| REQUIREMENTS |
Find each line with the string "JSON" and report it.

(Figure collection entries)
▶

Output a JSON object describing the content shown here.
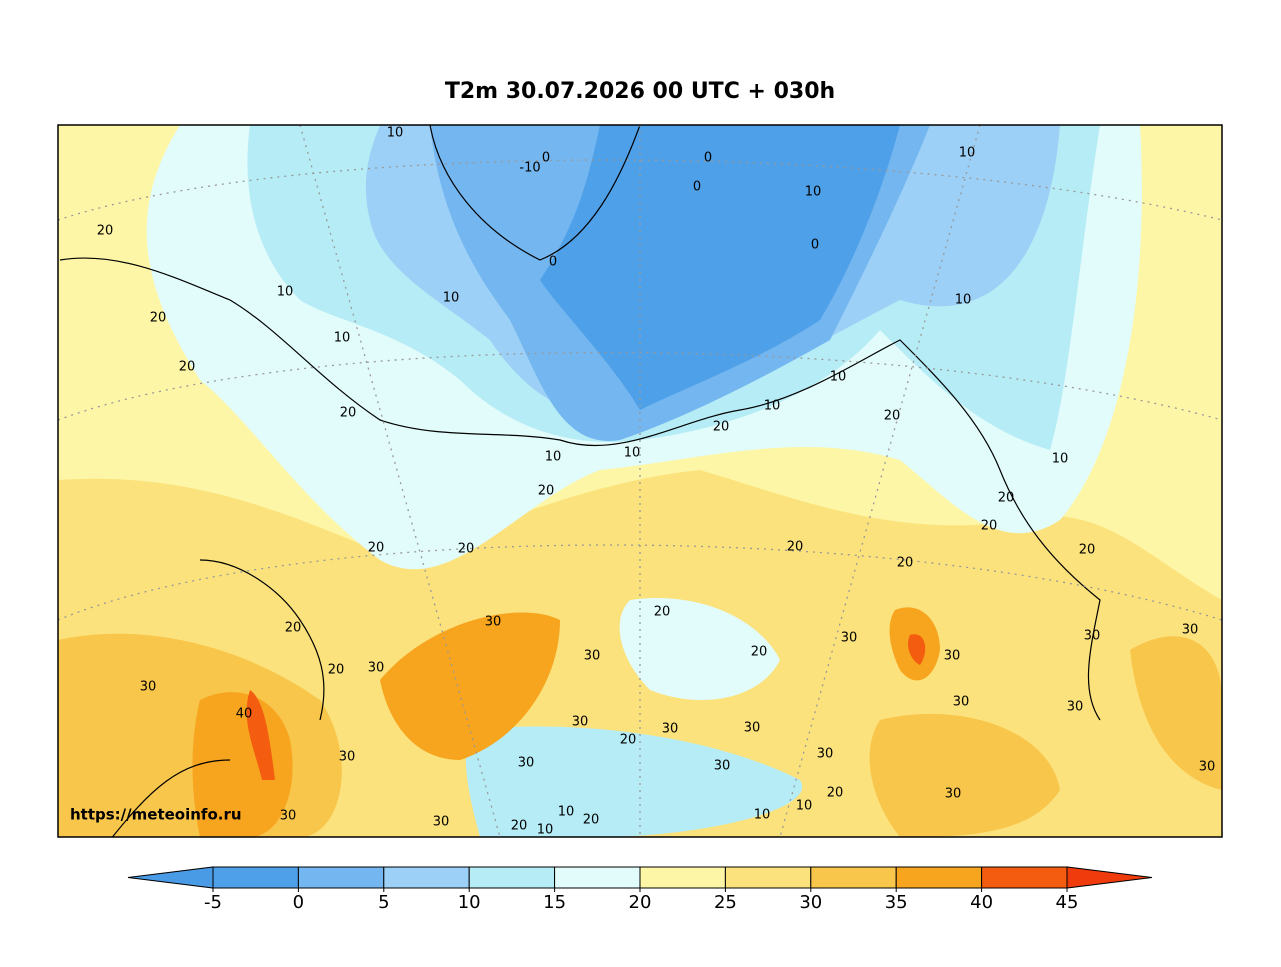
{
  "title": "T2m 30.07.2026 00 UTC + 030h",
  "watermark": "https://meteoinfo.ru",
  "colorbar": {
    "ticks": [
      -5,
      0,
      5,
      10,
      15,
      20,
      25,
      30,
      35,
      40,
      45
    ],
    "colors": [
      "#4a9be6",
      "#4ea0e9",
      "#74b6f0",
      "#9dd0f6",
      "#b6ecf6",
      "#e2fbfb",
      "#fdf6a6",
      "#fbe27c",
      "#f9c64c",
      "#f7a41e",
      "#f45c10",
      "#f03c0c"
    ]
  },
  "contour_labels": [
    10,
    -10,
    0,
    0,
    0,
    10,
    10,
    0,
    20,
    10,
    10,
    10,
    20,
    10,
    0,
    20,
    10,
    10,
    20,
    20,
    20,
    10,
    10,
    10,
    20,
    20,
    20,
    20,
    20,
    20,
    20,
    20,
    20,
    30,
    20,
    30,
    30,
    30,
    30,
    20,
    30,
    20,
    30,
    30,
    30,
    30,
    40,
    30,
    30,
    30,
    20,
    30,
    30,
    30,
    30,
    30,
    20,
    30,
    10,
    10,
    10,
    30,
    30,
    20,
    20,
    10
  ]
}
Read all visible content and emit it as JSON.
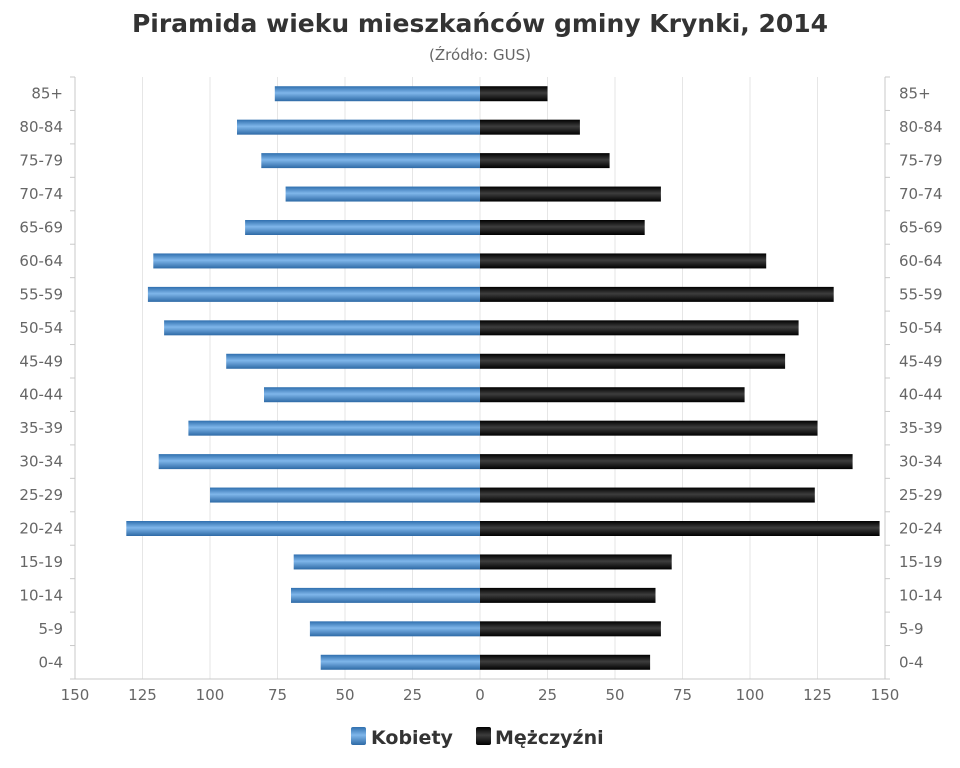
{
  "chart_data": {
    "type": "bar",
    "orientation": "horizontal",
    "title": "Piramida wieku mieszkańców gminy Krynki, 2014",
    "subtitle": "(Źródło: GUS)",
    "categories": [
      "85+",
      "80-84",
      "75-79",
      "70-74",
      "65-69",
      "60-64",
      "55-59",
      "50-54",
      "45-49",
      "40-44",
      "35-39",
      "30-34",
      "25-29",
      "20-24",
      "15-19",
      "10-14",
      "5-9",
      "0-4"
    ],
    "series": [
      {
        "name": "Kobiety",
        "color": "#4a8fd0",
        "direction": "left",
        "values": [
          76,
          90,
          81,
          72,
          87,
          121,
          123,
          117,
          94,
          80,
          108,
          119,
          100,
          131,
          69,
          70,
          63,
          59
        ]
      },
      {
        "name": "Mężczyźni",
        "color": "#1a1a1a",
        "direction": "right",
        "values": [
          25,
          37,
          48,
          67,
          61,
          106,
          131,
          118,
          113,
          98,
          125,
          138,
          124,
          148,
          71,
          65,
          67,
          63
        ]
      }
    ],
    "xlim": [
      -150,
      150
    ],
    "xticks": [
      -150,
      -125,
      -100,
      -75,
      -50,
      -25,
      0,
      25,
      50,
      75,
      100,
      125,
      150
    ],
    "xtick_labels": [
      "150",
      "125",
      "100",
      "75",
      "50",
      "25",
      "0",
      "25",
      "50",
      "75",
      "100",
      "125",
      "150"
    ],
    "grid": true,
    "legend_position": "bottom"
  }
}
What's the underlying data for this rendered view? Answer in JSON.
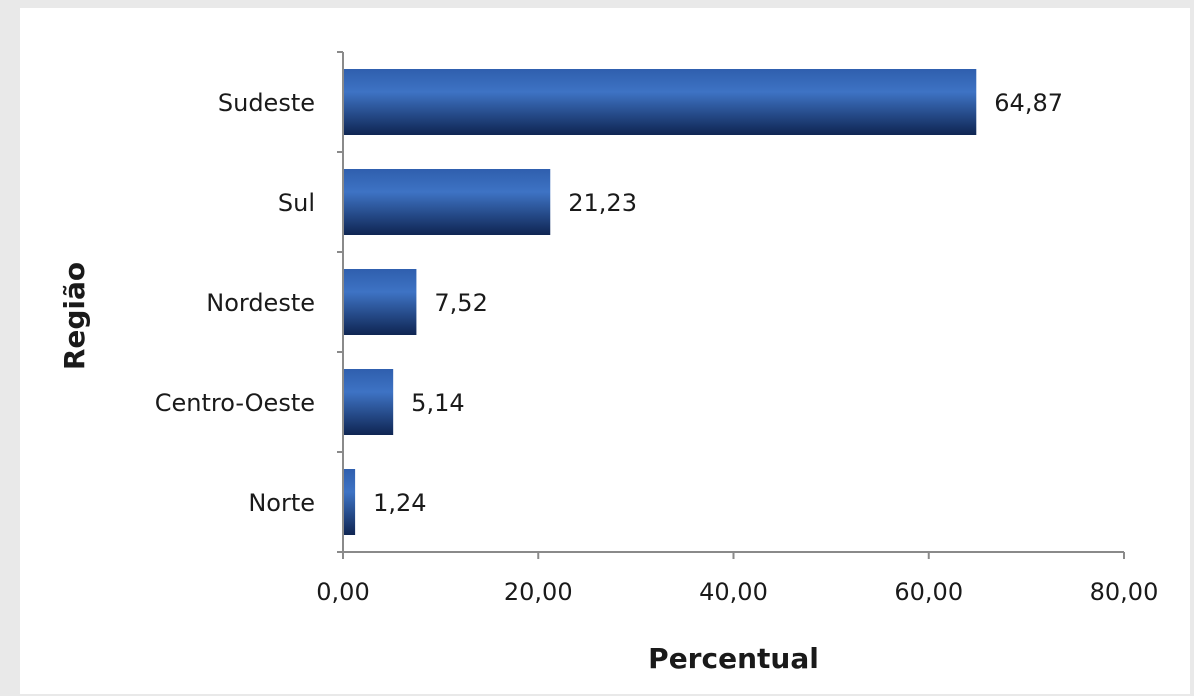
{
  "chart_data": {
    "type": "bar",
    "orientation": "horizontal",
    "categories": [
      "Sudeste",
      "Sul",
      "Nordeste",
      "Centro-Oeste",
      "Norte"
    ],
    "values": [
      64.87,
      21.23,
      7.52,
      5.14,
      1.24
    ],
    "value_labels": [
      "64,87",
      "21,23",
      "7,52",
      "5,14",
      "1,24"
    ],
    "xlabel": "Percentual",
    "ylabel": "Região",
    "xlim": [
      0,
      80
    ],
    "xticks": [
      0,
      20,
      40,
      60,
      80
    ],
    "xtick_labels": [
      "0,00",
      "20,00",
      "40,00",
      "60,00",
      "80,00"
    ],
    "grid": false,
    "legend": "none",
    "bar_color": "#2f5fae",
    "bar_color_dark": "#0f2552"
  }
}
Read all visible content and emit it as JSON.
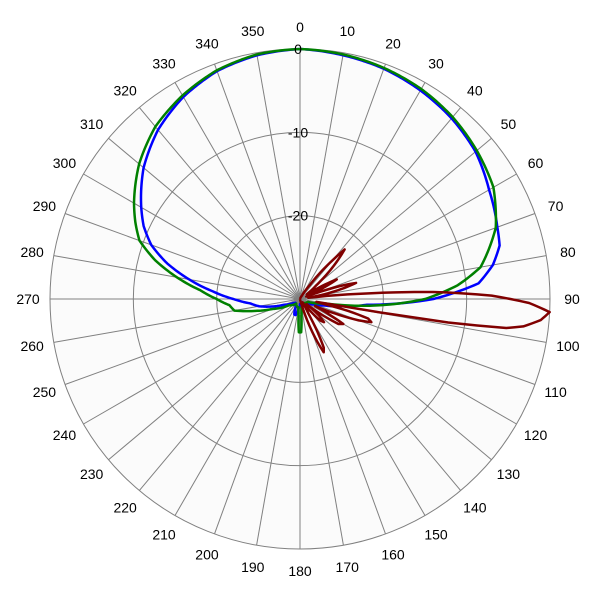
{
  "chart_data": {
    "type": "polar-line",
    "angle_unit": "degrees",
    "angle_zero": "top",
    "angle_direction": "clockwise",
    "angle_ticks": [
      "0",
      "10",
      "20",
      "30",
      "40",
      "50",
      "60",
      "70",
      "80",
      "90",
      "100",
      "110",
      "120",
      "130",
      "140",
      "150",
      "160",
      "170",
      "180",
      "190",
      "200",
      "210",
      "220",
      "230",
      "240",
      "250",
      "260",
      "270",
      "280",
      "290",
      "300",
      "310",
      "320",
      "330",
      "340",
      "350"
    ],
    "radial_ticks": [
      "0",
      "-10",
      "-20"
    ],
    "radial_range": [
      -30,
      0
    ],
    "grid": true,
    "legend": "none",
    "series": [
      {
        "color": "#0000ff",
        "points": [
          [
            0,
            0
          ],
          [
            10,
            -0.3
          ],
          [
            20,
            -0.6
          ],
          [
            30,
            -1.1
          ],
          [
            40,
            -1.7
          ],
          [
            50,
            -2.5
          ],
          [
            60,
            -3.8
          ],
          [
            70,
            -4.8
          ],
          [
            75,
            -5.2
          ],
          [
            80,
            -6.5
          ],
          [
            85,
            -8.5
          ],
          [
            90,
            -14
          ],
          [
            95,
            -22
          ],
          [
            100,
            -25
          ],
          [
            105,
            -27
          ],
          [
            110,
            -28
          ],
          [
            120,
            -29
          ],
          [
            150,
            -29.2
          ],
          [
            180,
            -29.4
          ],
          [
            190,
            -28.8
          ],
          [
            195,
            -28
          ],
          [
            200,
            -28
          ],
          [
            210,
            -29
          ],
          [
            230,
            -29.3
          ],
          [
            240,
            -29
          ],
          [
            250,
            -28
          ],
          [
            255,
            -26.5
          ],
          [
            260,
            -25
          ],
          [
            265,
            -24
          ],
          [
            270,
            -22
          ],
          [
            275,
            -19.5
          ],
          [
            280,
            -16.5
          ],
          [
            285,
            -13.5
          ],
          [
            290,
            -11
          ],
          [
            295,
            -9.3
          ],
          [
            300,
            -8
          ],
          [
            310,
            -5.5
          ],
          [
            320,
            -3.5
          ],
          [
            330,
            -2
          ],
          [
            340,
            -0.9
          ],
          [
            350,
            -0.3
          ],
          [
            360,
            0
          ]
        ]
      },
      {
        "color": "#008000",
        "points": [
          [
            0,
            0
          ],
          [
            10,
            -0.2
          ],
          [
            20,
            -0.5
          ],
          [
            30,
            -0.9
          ],
          [
            40,
            -1.5
          ],
          [
            50,
            -2.3
          ],
          [
            60,
            -3.2
          ],
          [
            70,
            -5
          ],
          [
            75,
            -6.5
          ],
          [
            80,
            -8
          ],
          [
            85,
            -11
          ],
          [
            90,
            -15
          ],
          [
            95,
            -21
          ],
          [
            100,
            -27
          ],
          [
            110,
            -29
          ],
          [
            150,
            -29.5
          ],
          [
            170,
            -29
          ],
          [
            175,
            -28
          ],
          [
            178,
            -26
          ],
          [
            180,
            -26
          ],
          [
            182,
            -26
          ],
          [
            185,
            -28
          ],
          [
            190,
            -29
          ],
          [
            200,
            -29
          ],
          [
            220,
            -29.3
          ],
          [
            240,
            -28.5
          ],
          [
            250,
            -26.5
          ],
          [
            255,
            -24.5
          ],
          [
            260,
            -22
          ],
          [
            265,
            -21.5
          ],
          [
            270,
            -20
          ],
          [
            275,
            -18
          ],
          [
            280,
            -15
          ],
          [
            285,
            -12
          ],
          [
            290,
            -9.5
          ],
          [
            295,
            -8.2
          ],
          [
            300,
            -7
          ],
          [
            310,
            -4.8
          ],
          [
            320,
            -3
          ],
          [
            330,
            -1.8
          ],
          [
            340,
            -0.8
          ],
          [
            350,
            -0.2
          ],
          [
            360,
            0
          ]
        ]
      },
      {
        "color": "#800000",
        "points": [
          [
            0,
            -30
          ],
          [
            20,
            -30
          ],
          [
            30,
            -29.5
          ],
          [
            35,
            -28
          ],
          [
            40,
            -24
          ],
          [
            42,
            -22
          ],
          [
            45,
            -24
          ],
          [
            50,
            -27.5
          ],
          [
            55,
            -29
          ],
          [
            58,
            -28
          ],
          [
            60,
            -26.5
          ],
          [
            62,
            -25
          ],
          [
            64,
            -26.5
          ],
          [
            66,
            -28.5
          ],
          [
            68,
            -29.2
          ],
          [
            70,
            -28
          ],
          [
            72,
            -25
          ],
          [
            74,
            -23
          ],
          [
            76,
            -24.5
          ],
          [
            79,
            -27
          ],
          [
            81,
            -29
          ],
          [
            83,
            -28
          ],
          [
            85,
            -23
          ],
          [
            87,
            -14
          ],
          [
            89,
            -7
          ],
          [
            91,
            -2.5
          ],
          [
            93,
            0
          ],
          [
            95,
            -1
          ],
          [
            97,
            -3
          ],
          [
            98,
            -5
          ],
          [
            99,
            -12
          ],
          [
            100,
            -28
          ],
          [
            102,
            -27
          ],
          [
            104,
            -24
          ],
          [
            106,
            -21.5
          ],
          [
            108,
            -21
          ],
          [
            110,
            -22.5
          ],
          [
            113,
            -26
          ],
          [
            115,
            -28
          ],
          [
            118,
            -26
          ],
          [
            120,
            -24
          ],
          [
            123,
            -24.5
          ],
          [
            126,
            -27
          ],
          [
            128,
            -29
          ],
          [
            131,
            -27
          ],
          [
            134,
            -26
          ],
          [
            137,
            -26.5
          ],
          [
            140,
            -28.5
          ],
          [
            143,
            -29.5
          ],
          [
            147,
            -29
          ],
          [
            150,
            -28
          ],
          [
            152,
            -25.5
          ],
          [
            154,
            -23.5
          ],
          [
            156,
            -23
          ],
          [
            158,
            -24.5
          ],
          [
            161,
            -27
          ],
          [
            164,
            -29.2
          ],
          [
            170,
            -30
          ],
          [
            360,
            -30
          ]
        ]
      }
    ]
  }
}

◀

| FINISHED EXERCISE |
Output a JSON object describing the content shown here.
Read all visible content and emit it as JSON.
What's the underlying data for this rendered view? Answer in JSON.
Read all visible content and emit it as JSON.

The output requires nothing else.